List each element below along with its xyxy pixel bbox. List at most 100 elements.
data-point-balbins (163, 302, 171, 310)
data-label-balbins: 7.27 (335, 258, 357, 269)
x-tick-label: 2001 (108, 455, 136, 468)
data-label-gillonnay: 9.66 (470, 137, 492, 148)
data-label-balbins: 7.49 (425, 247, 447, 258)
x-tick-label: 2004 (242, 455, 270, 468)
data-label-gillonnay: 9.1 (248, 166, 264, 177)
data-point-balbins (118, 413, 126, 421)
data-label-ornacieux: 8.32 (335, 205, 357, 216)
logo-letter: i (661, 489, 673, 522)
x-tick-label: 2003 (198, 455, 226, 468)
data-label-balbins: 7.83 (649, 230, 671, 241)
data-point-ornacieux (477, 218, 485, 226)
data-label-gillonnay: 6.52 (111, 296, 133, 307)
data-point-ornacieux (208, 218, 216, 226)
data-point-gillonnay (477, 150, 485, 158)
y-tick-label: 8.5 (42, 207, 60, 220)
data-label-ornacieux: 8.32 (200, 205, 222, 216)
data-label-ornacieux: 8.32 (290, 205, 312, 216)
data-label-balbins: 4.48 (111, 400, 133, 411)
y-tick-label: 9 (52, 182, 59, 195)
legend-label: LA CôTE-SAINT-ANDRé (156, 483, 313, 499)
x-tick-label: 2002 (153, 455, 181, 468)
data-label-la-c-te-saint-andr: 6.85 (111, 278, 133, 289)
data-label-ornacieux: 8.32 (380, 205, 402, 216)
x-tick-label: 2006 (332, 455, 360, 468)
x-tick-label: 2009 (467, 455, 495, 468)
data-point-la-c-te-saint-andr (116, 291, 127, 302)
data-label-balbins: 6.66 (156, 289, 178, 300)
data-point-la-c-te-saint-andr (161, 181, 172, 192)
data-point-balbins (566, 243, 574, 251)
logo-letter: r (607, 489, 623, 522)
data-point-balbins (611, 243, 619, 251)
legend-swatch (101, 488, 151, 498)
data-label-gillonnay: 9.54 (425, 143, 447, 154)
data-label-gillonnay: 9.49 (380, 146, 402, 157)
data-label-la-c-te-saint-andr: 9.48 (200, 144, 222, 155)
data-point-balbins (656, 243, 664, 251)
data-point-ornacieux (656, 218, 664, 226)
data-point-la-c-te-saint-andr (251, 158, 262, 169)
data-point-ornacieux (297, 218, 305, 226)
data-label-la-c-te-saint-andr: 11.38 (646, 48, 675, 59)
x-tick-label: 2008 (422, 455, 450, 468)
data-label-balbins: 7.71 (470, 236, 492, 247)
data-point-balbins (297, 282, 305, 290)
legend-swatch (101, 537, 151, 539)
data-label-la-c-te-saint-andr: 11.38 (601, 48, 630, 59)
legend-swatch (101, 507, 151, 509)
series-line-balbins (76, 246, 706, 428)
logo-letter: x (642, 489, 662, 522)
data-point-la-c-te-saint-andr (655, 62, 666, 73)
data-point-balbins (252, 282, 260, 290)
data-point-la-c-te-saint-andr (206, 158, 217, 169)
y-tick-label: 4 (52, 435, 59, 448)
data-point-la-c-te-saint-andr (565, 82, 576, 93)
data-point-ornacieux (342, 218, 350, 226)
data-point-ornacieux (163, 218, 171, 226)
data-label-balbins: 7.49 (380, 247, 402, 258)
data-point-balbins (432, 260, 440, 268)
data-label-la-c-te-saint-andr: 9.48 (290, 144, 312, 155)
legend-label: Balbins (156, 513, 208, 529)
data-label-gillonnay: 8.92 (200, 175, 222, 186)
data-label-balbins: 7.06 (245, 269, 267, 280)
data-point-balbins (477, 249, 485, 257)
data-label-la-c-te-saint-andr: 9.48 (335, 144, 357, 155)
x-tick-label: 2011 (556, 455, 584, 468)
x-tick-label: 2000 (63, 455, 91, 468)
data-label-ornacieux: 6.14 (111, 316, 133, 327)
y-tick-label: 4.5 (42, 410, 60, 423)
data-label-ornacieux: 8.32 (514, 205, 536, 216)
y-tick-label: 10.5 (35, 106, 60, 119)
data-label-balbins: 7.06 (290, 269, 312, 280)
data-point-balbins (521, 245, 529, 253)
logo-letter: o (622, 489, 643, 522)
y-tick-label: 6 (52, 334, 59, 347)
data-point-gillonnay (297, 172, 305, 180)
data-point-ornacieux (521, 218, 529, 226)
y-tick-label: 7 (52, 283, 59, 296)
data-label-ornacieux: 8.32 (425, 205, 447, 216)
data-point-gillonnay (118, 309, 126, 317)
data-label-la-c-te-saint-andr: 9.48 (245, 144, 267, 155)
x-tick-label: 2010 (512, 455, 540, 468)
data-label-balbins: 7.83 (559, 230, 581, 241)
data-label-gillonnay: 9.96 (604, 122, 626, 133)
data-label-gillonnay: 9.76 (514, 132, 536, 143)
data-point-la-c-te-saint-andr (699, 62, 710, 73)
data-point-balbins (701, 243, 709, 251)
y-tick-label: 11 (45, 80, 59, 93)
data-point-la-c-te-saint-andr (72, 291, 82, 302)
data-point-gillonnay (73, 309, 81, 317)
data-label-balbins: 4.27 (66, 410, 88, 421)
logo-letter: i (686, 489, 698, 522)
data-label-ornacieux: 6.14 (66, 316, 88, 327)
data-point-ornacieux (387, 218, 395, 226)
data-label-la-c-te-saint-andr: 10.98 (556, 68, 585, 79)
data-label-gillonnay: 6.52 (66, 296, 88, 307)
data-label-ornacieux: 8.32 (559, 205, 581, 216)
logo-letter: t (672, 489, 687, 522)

※

Bitte ändere in allen Datensätzen oben jedes „x-tick-label“ zu „x-axis-label“ und gib die Zeilen sonst unverändert wieder.

List each element below along with its xyxy pixel bbox. List at most 100 elements.
data-point-balbins (163, 302, 171, 310)
data-label-balbins: 7.27 (335, 258, 357, 269)
x-axis-label: 2001 (108, 455, 136, 468)
data-label-gillonnay: 9.66 (470, 137, 492, 148)
data-label-balbins: 7.49 (425, 247, 447, 258)
x-axis-label: 2004 (242, 455, 270, 468)
data-label-gillonnay: 9.1 (248, 166, 264, 177)
data-point-balbins (118, 413, 126, 421)
data-label-ornacieux: 8.32 (335, 205, 357, 216)
logo-letter: i (661, 489, 673, 522)
x-axis-label: 2003 (198, 455, 226, 468)
data-label-balbins: 7.83 (649, 230, 671, 241)
data-point-ornacieux (477, 218, 485, 226)
data-label-gillonnay: 6.52 (111, 296, 133, 307)
data-point-ornacieux (208, 218, 216, 226)
data-point-gillonnay (477, 150, 485, 158)
y-tick-label: 8.5 (42, 207, 60, 220)
data-label-ornacieux: 8.32 (200, 205, 222, 216)
data-label-ornacieux: 8.32 (290, 205, 312, 216)
data-label-balbins: 4.48 (111, 400, 133, 411)
y-tick-label: 9 (52, 182, 59, 195)
legend-label: LA CôTE-SAINT-ANDRé (156, 483, 313, 499)
x-axis-label: 2002 (153, 455, 181, 468)
data-label-la-c-te-saint-andr: 6.85 (111, 278, 133, 289)
data-label-ornacieux: 8.32 (380, 205, 402, 216)
x-axis-label: 2006 (332, 455, 360, 468)
x-axis-label: 2009 (467, 455, 495, 468)
data-point-la-c-te-saint-andr (116, 291, 127, 302)
data-label-balbins: 6.66 (156, 289, 178, 300)
data-point-la-c-te-saint-andr (161, 181, 172, 192)
data-point-balbins (566, 243, 574, 251)
logo-letter: r (607, 489, 623, 522)
data-point-balbins (611, 243, 619, 251)
legend-swatch (101, 488, 151, 498)
data-label-gillonnay: 9.54 (425, 143, 447, 154)
data-label-gillonnay: 9.49 (380, 146, 402, 157)
data-label-la-c-te-saint-andr: 9.48 (200, 144, 222, 155)
data-point-balbins (656, 243, 664, 251)
data-point-ornacieux (656, 218, 664, 226)
data-point-la-c-te-saint-andr (251, 158, 262, 169)
data-point-ornacieux (297, 218, 305, 226)
data-label-la-c-te-saint-andr: 11.38 (646, 48, 675, 59)
x-axis-label: 2008 (422, 455, 450, 468)
data-label-balbins: 7.71 (470, 236, 492, 247)
data-point-balbins (297, 282, 305, 290)
legend-swatch (101, 537, 151, 539)
data-label-la-c-te-saint-andr: 11.38 (601, 48, 630, 59)
legend-swatch (101, 507, 151, 509)
series-line-balbins (76, 246, 706, 428)
logo-letter: x (642, 489, 662, 522)
data-point-la-c-te-saint-andr (655, 62, 666, 73)
data-point-balbins (252, 282, 260, 290)
data-point-la-c-te-saint-andr (206, 158, 217, 169)
y-tick-label: 4 (52, 435, 59, 448)
data-point-la-c-te-saint-andr (565, 82, 576, 93)
data-point-ornacieux (342, 218, 350, 226)
data-point-ornacieux (163, 218, 171, 226)
data-label-balbins: 7.49 (380, 247, 402, 258)
data-point-balbins (432, 260, 440, 268)
data-label-la-c-te-saint-andr: 9.48 (290, 144, 312, 155)
legend-label: Balbins (156, 513, 208, 529)
data-label-gillonnay: 8.92 (200, 175, 222, 186)
data-label-balbins: 7.06 (245, 269, 267, 280)
data-point-balbins (477, 249, 485, 257)
data-label-la-c-te-saint-andr: 9.48 (335, 144, 357, 155)
x-axis-label: 2011 (556, 455, 584, 468)
x-axis-label: 2000 (63, 455, 91, 468)
data-label-ornacieux: 6.14 (111, 316, 133, 327)
y-tick-label: 4.5 (42, 410, 60, 423)
data-label-ornacieux: 8.32 (514, 205, 536, 216)
y-tick-label: 10.5 (35, 106, 60, 119)
data-label-balbins: 7.06 (290, 269, 312, 280)
data-point-balbins (521, 245, 529, 253)
logo-letter: o (622, 489, 643, 522)
y-tick-label: 6 (52, 334, 59, 347)
data-point-gillonnay (297, 172, 305, 180)
data-point-ornacieux (521, 218, 529, 226)
y-tick-label: 7 (52, 283, 59, 296)
data-label-ornacieux: 8.32 (425, 205, 447, 216)
data-point-gillonnay (118, 309, 126, 317)
data-label-la-c-te-saint-andr: 9.48 (245, 144, 267, 155)
x-axis-label: 2010 (512, 455, 540, 468)
data-label-balbins: 7.83 (559, 230, 581, 241)
data-label-gillonnay: 9.96 (604, 122, 626, 133)
data-label-gillonnay: 9.76 (514, 132, 536, 143)
data-point-la-c-te-saint-andr (699, 62, 710, 73)
data-point-balbins (701, 243, 709, 251)
y-tick-label: 11 (45, 80, 59, 93)
data-point-la-c-te-saint-andr (72, 291, 82, 302)
data-point-gillonnay (73, 309, 81, 317)
data-label-balbins: 4.27 (66, 410, 88, 421)
logo-letter: i (686, 489, 698, 522)
data-label-ornacieux: 6.14 (66, 316, 88, 327)
data-point-ornacieux (387, 218, 395, 226)
data-label-la-c-te-saint-andr: 10.98 (556, 68, 585, 79)
data-label-gillonnay: 6.52 (66, 296, 88, 307)
data-label-ornacieux: 8.32 (559, 205, 581, 216)
logo-letter: t (672, 489, 687, 522)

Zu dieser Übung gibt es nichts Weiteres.